▶ WHAT NEEDS TO BE DONE: Arrange the records from the start through the line containing "y-tick-label: 60 bbox=[1130, 461, 1150, 481]", both included, as a Markdown table with the columns Row and Entry. Give each line its own numbered row and leave out blank lines.

▶ GIVEN DATA:
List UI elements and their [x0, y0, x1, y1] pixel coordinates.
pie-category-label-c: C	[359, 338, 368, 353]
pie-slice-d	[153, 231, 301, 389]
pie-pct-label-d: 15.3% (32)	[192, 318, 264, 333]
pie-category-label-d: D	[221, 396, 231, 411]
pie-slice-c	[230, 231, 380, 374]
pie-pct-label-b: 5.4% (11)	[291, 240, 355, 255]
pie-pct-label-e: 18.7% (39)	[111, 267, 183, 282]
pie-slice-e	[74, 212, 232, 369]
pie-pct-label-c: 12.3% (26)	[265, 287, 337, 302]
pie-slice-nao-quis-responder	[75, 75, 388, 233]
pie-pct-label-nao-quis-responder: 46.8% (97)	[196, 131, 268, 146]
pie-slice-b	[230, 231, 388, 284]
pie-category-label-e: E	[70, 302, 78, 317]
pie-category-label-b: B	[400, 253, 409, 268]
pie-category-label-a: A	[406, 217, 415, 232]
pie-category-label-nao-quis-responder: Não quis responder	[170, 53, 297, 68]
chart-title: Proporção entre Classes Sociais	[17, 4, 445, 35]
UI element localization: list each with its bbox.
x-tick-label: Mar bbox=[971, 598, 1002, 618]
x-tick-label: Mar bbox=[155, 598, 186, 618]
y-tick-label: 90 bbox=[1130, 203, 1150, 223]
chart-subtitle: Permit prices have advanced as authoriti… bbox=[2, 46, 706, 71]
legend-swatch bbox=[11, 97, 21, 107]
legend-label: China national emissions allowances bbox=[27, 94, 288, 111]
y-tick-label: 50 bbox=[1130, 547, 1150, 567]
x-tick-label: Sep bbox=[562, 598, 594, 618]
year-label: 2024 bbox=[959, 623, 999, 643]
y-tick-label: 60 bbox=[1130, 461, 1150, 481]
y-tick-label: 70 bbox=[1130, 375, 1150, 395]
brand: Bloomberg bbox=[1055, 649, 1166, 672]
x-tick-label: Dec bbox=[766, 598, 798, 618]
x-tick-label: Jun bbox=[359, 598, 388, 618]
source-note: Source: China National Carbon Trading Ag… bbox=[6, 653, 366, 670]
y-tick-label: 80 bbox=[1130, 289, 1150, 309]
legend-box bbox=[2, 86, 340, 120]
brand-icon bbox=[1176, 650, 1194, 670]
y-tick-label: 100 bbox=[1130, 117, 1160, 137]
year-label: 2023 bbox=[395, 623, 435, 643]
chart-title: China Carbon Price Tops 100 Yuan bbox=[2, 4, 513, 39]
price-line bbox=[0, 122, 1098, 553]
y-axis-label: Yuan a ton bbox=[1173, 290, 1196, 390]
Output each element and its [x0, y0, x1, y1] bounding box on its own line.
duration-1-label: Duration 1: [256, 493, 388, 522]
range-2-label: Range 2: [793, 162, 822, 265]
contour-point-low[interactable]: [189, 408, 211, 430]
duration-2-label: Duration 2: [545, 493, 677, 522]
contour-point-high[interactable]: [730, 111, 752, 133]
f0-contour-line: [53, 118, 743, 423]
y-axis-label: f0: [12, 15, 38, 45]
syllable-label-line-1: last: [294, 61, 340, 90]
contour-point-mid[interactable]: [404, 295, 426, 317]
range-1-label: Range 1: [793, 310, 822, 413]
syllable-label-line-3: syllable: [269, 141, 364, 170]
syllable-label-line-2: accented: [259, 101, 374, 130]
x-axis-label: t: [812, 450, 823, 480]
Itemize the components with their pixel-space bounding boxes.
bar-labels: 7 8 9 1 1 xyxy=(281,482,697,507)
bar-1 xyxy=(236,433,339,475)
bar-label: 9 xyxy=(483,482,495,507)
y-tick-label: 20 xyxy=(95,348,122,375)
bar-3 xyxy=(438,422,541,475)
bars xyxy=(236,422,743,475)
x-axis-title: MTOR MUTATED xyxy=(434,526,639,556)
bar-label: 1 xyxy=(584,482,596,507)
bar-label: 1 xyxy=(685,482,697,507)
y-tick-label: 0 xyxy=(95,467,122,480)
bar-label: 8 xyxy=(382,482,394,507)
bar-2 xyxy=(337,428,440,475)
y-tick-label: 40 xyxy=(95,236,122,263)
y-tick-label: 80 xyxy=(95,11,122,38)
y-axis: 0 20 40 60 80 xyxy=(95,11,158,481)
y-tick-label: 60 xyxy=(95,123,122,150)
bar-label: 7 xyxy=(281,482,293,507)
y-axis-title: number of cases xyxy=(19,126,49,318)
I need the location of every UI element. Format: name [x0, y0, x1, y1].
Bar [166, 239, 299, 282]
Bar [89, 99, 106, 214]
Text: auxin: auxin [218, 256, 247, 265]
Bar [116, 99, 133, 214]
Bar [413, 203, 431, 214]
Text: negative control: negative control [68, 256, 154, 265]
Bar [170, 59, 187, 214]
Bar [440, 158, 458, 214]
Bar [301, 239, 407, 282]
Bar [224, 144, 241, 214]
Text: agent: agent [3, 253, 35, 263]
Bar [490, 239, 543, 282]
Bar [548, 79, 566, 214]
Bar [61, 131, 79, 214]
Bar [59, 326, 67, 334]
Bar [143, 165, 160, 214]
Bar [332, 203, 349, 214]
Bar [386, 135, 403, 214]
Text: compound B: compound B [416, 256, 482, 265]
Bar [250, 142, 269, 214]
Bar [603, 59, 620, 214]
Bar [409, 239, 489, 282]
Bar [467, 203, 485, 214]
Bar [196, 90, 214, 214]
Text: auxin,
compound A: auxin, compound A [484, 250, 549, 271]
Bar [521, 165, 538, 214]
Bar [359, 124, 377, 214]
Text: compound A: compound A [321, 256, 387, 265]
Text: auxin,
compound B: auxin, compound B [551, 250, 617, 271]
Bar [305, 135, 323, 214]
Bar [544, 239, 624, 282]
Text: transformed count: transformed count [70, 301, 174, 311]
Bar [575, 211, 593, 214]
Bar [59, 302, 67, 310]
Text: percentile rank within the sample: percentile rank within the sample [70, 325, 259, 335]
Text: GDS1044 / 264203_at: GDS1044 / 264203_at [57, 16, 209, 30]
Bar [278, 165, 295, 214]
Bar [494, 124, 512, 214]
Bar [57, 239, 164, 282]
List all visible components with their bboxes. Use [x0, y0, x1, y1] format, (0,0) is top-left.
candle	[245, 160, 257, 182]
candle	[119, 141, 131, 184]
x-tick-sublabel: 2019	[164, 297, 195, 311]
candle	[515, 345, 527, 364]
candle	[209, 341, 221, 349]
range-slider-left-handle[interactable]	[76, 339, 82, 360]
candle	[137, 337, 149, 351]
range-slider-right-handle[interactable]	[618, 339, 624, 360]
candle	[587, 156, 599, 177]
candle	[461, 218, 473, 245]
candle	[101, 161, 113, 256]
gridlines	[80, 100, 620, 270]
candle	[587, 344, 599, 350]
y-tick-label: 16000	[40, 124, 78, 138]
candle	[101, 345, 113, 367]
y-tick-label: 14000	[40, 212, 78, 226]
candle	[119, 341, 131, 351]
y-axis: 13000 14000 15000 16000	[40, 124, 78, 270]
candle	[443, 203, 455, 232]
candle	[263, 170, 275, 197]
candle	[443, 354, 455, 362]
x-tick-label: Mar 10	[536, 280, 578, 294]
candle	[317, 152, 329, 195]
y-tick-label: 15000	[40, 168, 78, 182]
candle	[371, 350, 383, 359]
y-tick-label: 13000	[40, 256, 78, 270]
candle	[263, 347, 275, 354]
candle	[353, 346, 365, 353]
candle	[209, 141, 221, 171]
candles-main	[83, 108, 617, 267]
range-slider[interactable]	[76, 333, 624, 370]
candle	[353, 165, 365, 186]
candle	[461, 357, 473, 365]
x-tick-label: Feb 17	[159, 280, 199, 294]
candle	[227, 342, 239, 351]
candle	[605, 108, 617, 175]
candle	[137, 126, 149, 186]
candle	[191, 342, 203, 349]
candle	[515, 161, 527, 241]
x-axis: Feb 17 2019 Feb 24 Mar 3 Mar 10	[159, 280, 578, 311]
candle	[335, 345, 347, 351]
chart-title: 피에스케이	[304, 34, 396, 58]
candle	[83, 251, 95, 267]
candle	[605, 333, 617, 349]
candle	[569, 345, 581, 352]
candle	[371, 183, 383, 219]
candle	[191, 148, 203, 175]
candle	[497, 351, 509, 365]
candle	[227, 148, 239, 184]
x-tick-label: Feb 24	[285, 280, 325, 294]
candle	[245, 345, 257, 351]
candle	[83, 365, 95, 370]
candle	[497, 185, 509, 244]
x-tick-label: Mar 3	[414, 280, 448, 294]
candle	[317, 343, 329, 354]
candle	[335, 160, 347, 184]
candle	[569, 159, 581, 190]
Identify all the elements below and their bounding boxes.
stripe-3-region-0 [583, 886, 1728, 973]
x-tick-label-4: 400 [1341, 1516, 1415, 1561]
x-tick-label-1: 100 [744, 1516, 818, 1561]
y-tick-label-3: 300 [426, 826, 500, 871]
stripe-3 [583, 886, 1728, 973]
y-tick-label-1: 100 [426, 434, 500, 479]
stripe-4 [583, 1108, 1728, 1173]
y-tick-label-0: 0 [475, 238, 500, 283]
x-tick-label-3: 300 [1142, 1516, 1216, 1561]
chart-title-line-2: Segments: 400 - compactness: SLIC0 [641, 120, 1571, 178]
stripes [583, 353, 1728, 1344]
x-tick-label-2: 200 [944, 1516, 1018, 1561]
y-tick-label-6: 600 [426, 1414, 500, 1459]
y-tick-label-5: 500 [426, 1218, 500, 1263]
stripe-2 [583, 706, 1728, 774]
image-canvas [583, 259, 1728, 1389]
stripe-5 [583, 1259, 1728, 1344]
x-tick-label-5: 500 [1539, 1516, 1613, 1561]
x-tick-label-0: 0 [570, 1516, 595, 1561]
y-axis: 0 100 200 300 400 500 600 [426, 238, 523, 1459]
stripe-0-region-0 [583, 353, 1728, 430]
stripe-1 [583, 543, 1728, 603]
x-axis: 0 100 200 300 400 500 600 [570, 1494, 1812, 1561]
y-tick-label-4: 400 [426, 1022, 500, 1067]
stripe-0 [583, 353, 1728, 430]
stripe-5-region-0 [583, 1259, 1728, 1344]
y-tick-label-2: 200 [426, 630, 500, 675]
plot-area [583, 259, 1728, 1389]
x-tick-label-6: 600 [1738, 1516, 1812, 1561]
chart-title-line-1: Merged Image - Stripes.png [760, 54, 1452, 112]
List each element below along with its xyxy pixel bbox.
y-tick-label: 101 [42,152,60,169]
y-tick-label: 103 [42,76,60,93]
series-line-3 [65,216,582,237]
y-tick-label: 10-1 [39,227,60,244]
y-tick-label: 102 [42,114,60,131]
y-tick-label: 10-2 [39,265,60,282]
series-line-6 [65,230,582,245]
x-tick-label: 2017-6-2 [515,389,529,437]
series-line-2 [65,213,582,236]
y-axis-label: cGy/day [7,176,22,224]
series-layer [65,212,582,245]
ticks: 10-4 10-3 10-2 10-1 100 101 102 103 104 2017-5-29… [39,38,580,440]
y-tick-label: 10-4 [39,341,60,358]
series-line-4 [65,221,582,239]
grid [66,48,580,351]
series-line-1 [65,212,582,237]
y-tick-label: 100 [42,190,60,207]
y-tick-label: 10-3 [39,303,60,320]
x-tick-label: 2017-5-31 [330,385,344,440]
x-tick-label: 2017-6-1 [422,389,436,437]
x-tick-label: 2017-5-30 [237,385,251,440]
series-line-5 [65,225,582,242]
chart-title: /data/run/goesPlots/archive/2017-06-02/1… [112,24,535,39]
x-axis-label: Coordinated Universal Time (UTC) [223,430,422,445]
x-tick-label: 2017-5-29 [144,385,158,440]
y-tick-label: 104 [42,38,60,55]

▶ OUTPUT:
| Row | Entry |
|---|---|
| 1 | List UI elements and their [x0, y0, x1, y1] pixel coordinates. |
| 2 | pie-category-label-c: C	[359, 338, 368, 353] |
| 3 | pie-slice-d	[153, 231, 301, 389] |
| 4 | pie-pct-label-d: 15.3% (32)	[192, 318, 264, 333] |
| 5 | pie-category-label-d: D	[221, 396, 231, 411] |
| 6 | pie-slice-c	[230, 231, 380, 374] |
| 7 | pie-pct-label-b: 5.4% (11)	[291, 240, 355, 255] |
| 8 | pie-pct-label-e: 18.7% (39)	[111, 267, 183, 282] |
| 9 | pie-slice-e	[74, 212, 232, 369] |
| 10 | pie-pct-label-c: 12.3% (26)	[265, 287, 337, 302] |
| 11 | pie-slice-nao-quis-responder	[75, 75, 388, 233] |
| 12 | pie-pct-label-nao-quis-responder: 46.8% (97)	[196, 131, 268, 146] |
| 13 | pie-slice-b	[230, 231, 388, 284] |
| 14 | pie-category-label-e: E	[70, 302, 78, 317] |
| 15 | pie-category-label-b: B	[400, 253, 409, 268] |
| 16 | pie-category-label-a: A	[406, 217, 415, 232] |
| 17 | pie-category-label-nao-quis-responder: Não quis responder	[170, 53, 297, 68] |
| 18 | chart-title: Proporção entre Classes Sociais	[17, 4, 445, 35] |
| 19 | UI element localization: list each with its bbox. |
| 20 | x-tick-label: Mar bbox=[971, 598, 1002, 618] |
| 21 | x-tick-label: Mar bbox=[155, 598, 186, 618] |
| 22 | y-tick-label: 90 bbox=[1130, 203, 1150, 223] |
| 23 | chart-subtitle: Permit prices have advanced as authoriti… bbox=[2, 46, 706, 71] |
| 24 | legend-swatch bbox=[11, 97, 21, 107] |
| 25 | legend-label: China national emissions allowances bbox=[27, 94, 288, 111] |
| 26 | y-tick-label: 50 bbox=[1130, 547, 1150, 567] |
| 27 | x-tick-label: Sep bbox=[562, 598, 594, 618] |
| 28 | year-label: 2024 bbox=[959, 623, 999, 643] |
| 29 | y-tick-label: 60 bbox=[1130, 461, 1150, 481] |